___ Data shown
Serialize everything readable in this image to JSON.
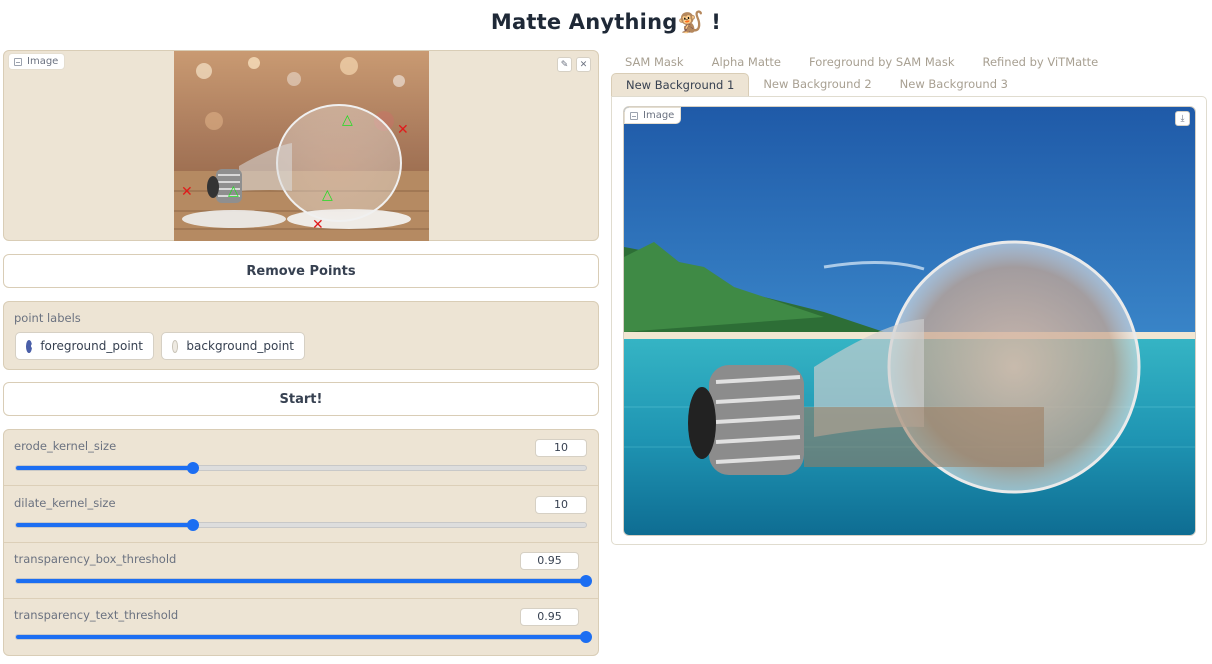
{
  "app": {
    "title": "Matte Anything🐒 !"
  },
  "input_image": {
    "badge": "Image",
    "edit_icon": "pencil-icon",
    "close_icon": "close-icon",
    "markers": {
      "foreground_symbol": "△",
      "background_symbol": "✕",
      "foreground_color": "#22dd22",
      "background_color": "#e01b1b"
    }
  },
  "buttons": {
    "remove_points": "Remove Points",
    "start": "Start!"
  },
  "point_labels": {
    "label": "point labels",
    "options": [
      "foreground_point",
      "background_point"
    ],
    "selected": "foreground_point"
  },
  "sliders": [
    {
      "label": "erode_kernel_size",
      "value": "10",
      "fraction": 0.31
    },
    {
      "label": "dilate_kernel_size",
      "value": "10",
      "fraction": 0.31
    },
    {
      "label": "transparency_box_threshold",
      "value": "0.95",
      "fraction": 1.0
    },
    {
      "label": "transparency_text_threshold",
      "value": "0.95",
      "fraction": 1.0
    }
  ],
  "output": {
    "tabs_row1": [
      "SAM Mask",
      "Alpha Matte",
      "Foreground by SAM Mask",
      "Refined by ViTMatte"
    ],
    "tabs_row2": [
      "New Background 1",
      "New Background 2",
      "New Background 3"
    ],
    "active_tab": "New Background 1",
    "badge": "Image",
    "download_icon": "download-icon"
  },
  "colors": {
    "accent": "#1c6ef2",
    "panel": "#ede4d4",
    "radio_selected": "#4a5fa8"
  }
}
______
Task to complete: Write out each entry exactly as given, but skip the pictures.

Task response:
Serialize everything readable in this image to JSON.
{
  "app": {
    "title": "Matte Anything🐒 !"
  },
  "input_image": {
    "badge": "Image",
    "edit_icon": "pencil-icon",
    "close_icon": "close-icon",
    "markers": {
      "foreground_symbol": "△",
      "background_symbol": "✕",
      "foreground_color": "#22dd22",
      "background_color": "#e01b1b"
    }
  },
  "buttons": {
    "remove_points": "Remove Points",
    "start": "Start!"
  },
  "point_labels": {
    "label": "point labels",
    "options": [
      "foreground_point",
      "background_point"
    ],
    "selected": "foreground_point"
  },
  "sliders": [
    {
      "label": "erode_kernel_size",
      "value": "10",
      "fraction": 0.31
    },
    {
      "label": "dilate_kernel_size",
      "value": "10",
      "fraction": 0.31
    },
    {
      "label": "transparency_box_threshold",
      "value": "0.95",
      "fraction": 1.0
    },
    {
      "label": "transparency_text_threshold",
      "value": "0.95",
      "fraction": 1.0
    }
  ],
  "output": {
    "tabs_row1": [
      "SAM Mask",
      "Alpha Matte",
      "Foreground by SAM Mask",
      "Refined by ViTMatte"
    ],
    "tabs_row2": [
      "New Background 1",
      "New Background 2",
      "New Background 3"
    ],
    "active_tab": "New Background 1",
    "badge": "Image",
    "download_icon": "download-icon"
  },
  "colors": {
    "accent": "#1c6ef2",
    "panel": "#ede4d4",
    "radio_selected": "#4a5fa8"
  }
}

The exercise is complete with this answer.